And the other issue is—I think—we tried but probably we could have put more emphasis on usability issues and also on issues related to—establishing very strong partnerships with faculty and researchers so that they are enduring relationships. It is not asking them, oh, we are digitizing historic map collections, which books we should be digitizing, but much more engaging questions, you know, how could you be using these collections in your learning, can we do it anything innovative that would help you with your research activities, you know, kind of more embedded in research learning and teaching. I think that was still the base of—you know, libraries manage information, you give it to the faculty, they consume it. It was not as interactive as we are looking at it now.
Probably, yeah, I mean, I would say each project, but I’m thinking about, you know—like two—as I said Making of America is one, but also, with the funds form IMLS, we—had a two-year project on southeast Asia travels. It was a fascinating project. Because we digitized primary materials documenting the stories of—first western visitors who are travelling in Southeast Asia and Southeast Asia from their perspective. That was a fantastic collection that we could have expanded, could have, you know turned into a curriculum or—it would have engaged more faculty. I think, again, we took two, three years, we digitized, it’s still a beautiful portal—the collection’s very nice, but frankly, I don’t know, if you look back then, if it’s being used, who’s using it, what’s happening, so—it’s a bit disconnected in means of, you know, you finish it, you move on. And that I think we are still weak about connecting it with the learning-teaching-research environment sometimes.

◆ ◆ ◆

_Short task A:_ According to the passage on library digitization projects, how long did the project on Southeast Asia travels run?
The rows below are separate from the passage on library digitization projects and do not relate to it.

◆ ◆ ◆

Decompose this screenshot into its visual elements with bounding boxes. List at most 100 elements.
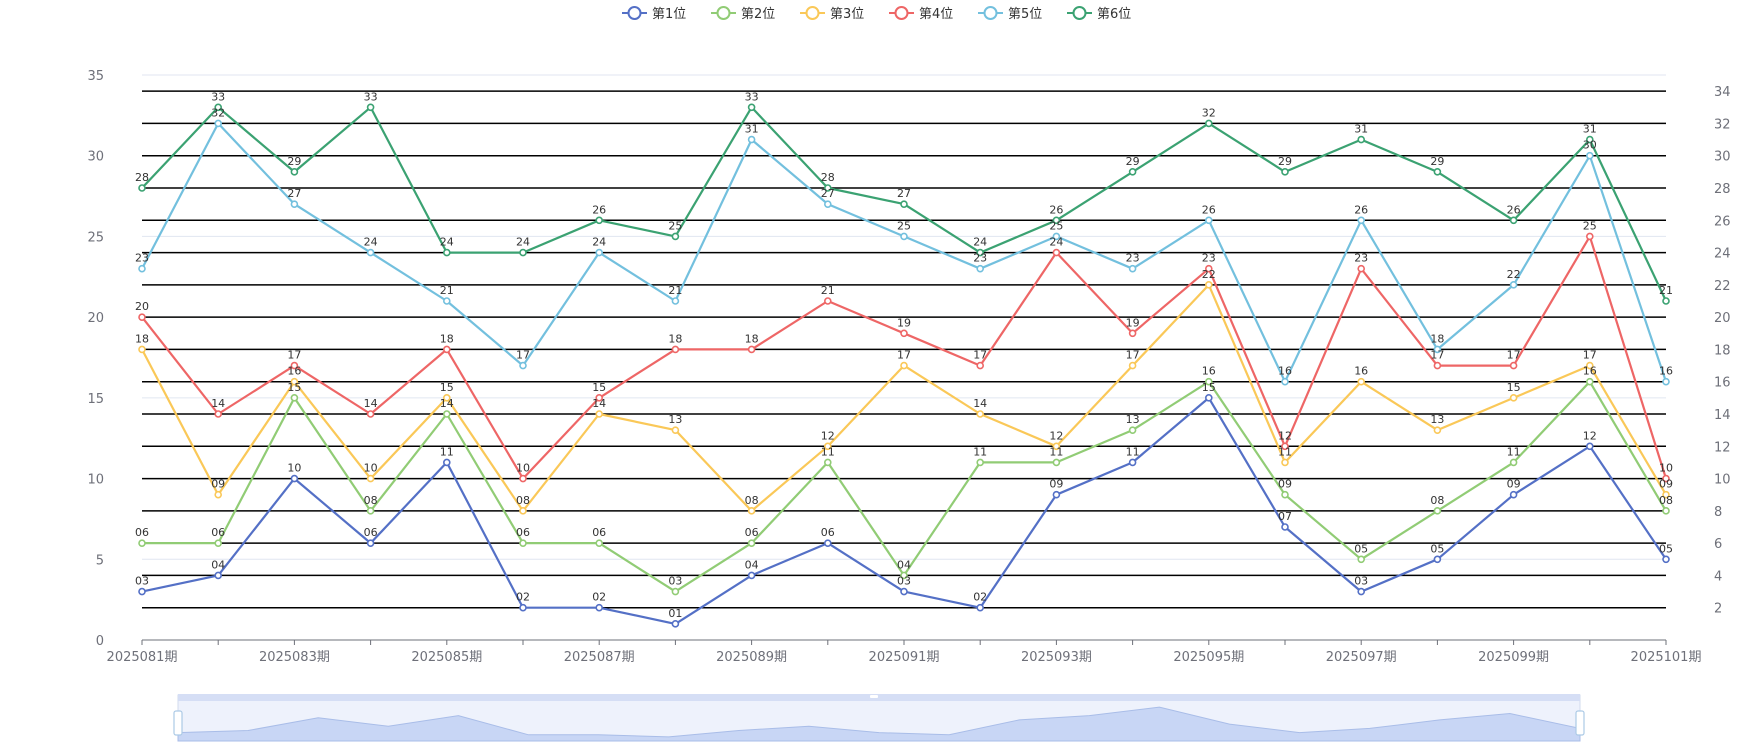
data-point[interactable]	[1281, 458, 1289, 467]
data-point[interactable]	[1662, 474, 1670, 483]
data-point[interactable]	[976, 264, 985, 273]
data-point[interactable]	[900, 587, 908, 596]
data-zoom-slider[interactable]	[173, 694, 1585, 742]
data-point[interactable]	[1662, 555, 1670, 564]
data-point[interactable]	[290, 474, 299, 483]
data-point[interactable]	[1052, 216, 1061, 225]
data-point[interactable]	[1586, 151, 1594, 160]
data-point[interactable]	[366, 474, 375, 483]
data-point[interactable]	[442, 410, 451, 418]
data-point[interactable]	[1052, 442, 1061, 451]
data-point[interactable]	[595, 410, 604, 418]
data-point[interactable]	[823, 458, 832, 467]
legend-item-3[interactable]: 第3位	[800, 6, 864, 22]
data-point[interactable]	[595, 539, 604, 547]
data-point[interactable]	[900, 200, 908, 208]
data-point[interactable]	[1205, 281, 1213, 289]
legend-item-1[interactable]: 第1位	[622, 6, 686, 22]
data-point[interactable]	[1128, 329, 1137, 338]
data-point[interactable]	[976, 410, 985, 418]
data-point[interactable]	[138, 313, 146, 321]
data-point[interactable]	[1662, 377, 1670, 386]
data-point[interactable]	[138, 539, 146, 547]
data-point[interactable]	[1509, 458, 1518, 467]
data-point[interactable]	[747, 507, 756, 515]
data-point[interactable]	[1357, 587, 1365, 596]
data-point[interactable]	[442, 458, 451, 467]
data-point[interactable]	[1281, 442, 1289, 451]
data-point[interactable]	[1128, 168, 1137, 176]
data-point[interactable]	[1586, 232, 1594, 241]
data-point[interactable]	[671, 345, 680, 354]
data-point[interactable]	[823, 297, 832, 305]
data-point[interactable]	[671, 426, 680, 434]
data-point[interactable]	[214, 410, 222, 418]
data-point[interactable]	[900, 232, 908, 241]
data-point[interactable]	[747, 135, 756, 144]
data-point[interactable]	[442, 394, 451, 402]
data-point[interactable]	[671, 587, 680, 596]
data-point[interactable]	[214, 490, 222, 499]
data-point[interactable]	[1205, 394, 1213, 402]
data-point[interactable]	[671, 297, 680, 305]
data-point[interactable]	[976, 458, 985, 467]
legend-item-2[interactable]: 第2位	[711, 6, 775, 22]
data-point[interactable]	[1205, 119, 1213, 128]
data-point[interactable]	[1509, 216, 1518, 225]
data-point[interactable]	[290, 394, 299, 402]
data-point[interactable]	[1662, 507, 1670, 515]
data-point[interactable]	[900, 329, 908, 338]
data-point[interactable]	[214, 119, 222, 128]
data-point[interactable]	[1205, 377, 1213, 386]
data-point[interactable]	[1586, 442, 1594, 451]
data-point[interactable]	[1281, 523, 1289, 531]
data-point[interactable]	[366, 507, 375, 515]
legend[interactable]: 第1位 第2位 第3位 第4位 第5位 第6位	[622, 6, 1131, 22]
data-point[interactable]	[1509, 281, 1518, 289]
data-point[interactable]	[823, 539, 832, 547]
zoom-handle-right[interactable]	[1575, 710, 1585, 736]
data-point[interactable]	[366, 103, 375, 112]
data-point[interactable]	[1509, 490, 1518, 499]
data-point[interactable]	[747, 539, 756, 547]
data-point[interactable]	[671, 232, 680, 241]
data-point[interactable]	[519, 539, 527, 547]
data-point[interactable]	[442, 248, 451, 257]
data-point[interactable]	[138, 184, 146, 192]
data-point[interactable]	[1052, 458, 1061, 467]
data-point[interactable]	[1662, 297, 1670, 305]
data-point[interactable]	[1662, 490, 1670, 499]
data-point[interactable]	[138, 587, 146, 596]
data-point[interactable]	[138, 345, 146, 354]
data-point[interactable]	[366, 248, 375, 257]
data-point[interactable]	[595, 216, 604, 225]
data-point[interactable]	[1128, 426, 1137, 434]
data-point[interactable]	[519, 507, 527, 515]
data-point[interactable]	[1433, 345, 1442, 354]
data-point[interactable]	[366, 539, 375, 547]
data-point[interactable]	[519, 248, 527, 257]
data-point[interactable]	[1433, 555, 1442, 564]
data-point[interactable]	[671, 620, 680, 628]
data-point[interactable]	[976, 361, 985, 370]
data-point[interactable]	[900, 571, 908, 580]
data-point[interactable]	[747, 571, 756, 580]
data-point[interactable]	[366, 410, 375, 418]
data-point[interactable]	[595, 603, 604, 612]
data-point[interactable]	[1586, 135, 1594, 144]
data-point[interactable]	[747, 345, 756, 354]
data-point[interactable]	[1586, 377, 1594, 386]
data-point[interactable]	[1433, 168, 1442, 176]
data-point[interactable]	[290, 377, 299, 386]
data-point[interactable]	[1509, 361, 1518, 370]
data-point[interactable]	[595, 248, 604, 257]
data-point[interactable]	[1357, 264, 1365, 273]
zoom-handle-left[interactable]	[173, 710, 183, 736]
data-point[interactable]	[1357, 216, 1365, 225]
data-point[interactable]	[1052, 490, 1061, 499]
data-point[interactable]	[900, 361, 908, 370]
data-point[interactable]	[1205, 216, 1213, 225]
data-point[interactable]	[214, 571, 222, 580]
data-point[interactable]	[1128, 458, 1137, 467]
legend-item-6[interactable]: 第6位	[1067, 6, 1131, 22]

◆ ◆ ◆

_Short task B:_ Quote the rows exactly, starting with the line that contains "458, 1289, 467]" and going on through the line that contains "135, 756, 144]".

_Complete response A:_ It was a two-year project.

_Complete response B:_
data-point[interactable]	[1281, 458, 1289, 467]
data-point[interactable]	[1662, 474, 1670, 483]
data-point[interactable]	[976, 264, 985, 273]
data-point[interactable]	[900, 587, 908, 596]
data-zoom-slider[interactable]	[173, 694, 1585, 742]
data-point[interactable]	[1662, 555, 1670, 564]
data-point[interactable]	[290, 474, 299, 483]
data-point[interactable]	[1052, 216, 1061, 225]
data-point[interactable]	[1586, 151, 1594, 160]
data-point[interactable]	[366, 474, 375, 483]
data-point[interactable]	[442, 410, 451, 418]
data-point[interactable]	[1052, 442, 1061, 451]
data-point[interactable]	[595, 410, 604, 418]
data-point[interactable]	[823, 458, 832, 467]
legend-item-3[interactable]: 第3位	[800, 6, 864, 22]
data-point[interactable]	[595, 539, 604, 547]
data-point[interactable]	[900, 200, 908, 208]
data-point[interactable]	[1205, 281, 1213, 289]
legend-item-1[interactable]: 第1位	[622, 6, 686, 22]
data-point[interactable]	[1128, 329, 1137, 338]
data-point[interactable]	[976, 410, 985, 418]
data-point[interactable]	[138, 313, 146, 321]
data-point[interactable]	[1662, 377, 1670, 386]
data-point[interactable]	[138, 539, 146, 547]
data-point[interactable]	[1509, 458, 1518, 467]
data-point[interactable]	[747, 507, 756, 515]
data-point[interactable]	[1357, 587, 1365, 596]
data-point[interactable]	[442, 458, 451, 467]
data-point[interactable]	[1281, 442, 1289, 451]
data-point[interactable]	[1128, 168, 1137, 176]
data-point[interactable]	[1586, 232, 1594, 241]
data-point[interactable]	[671, 345, 680, 354]
data-point[interactable]	[823, 297, 832, 305]
data-point[interactable]	[671, 426, 680, 434]
data-point[interactable]	[214, 410, 222, 418]
data-point[interactable]	[900, 232, 908, 241]
data-point[interactable]	[747, 135, 756, 144]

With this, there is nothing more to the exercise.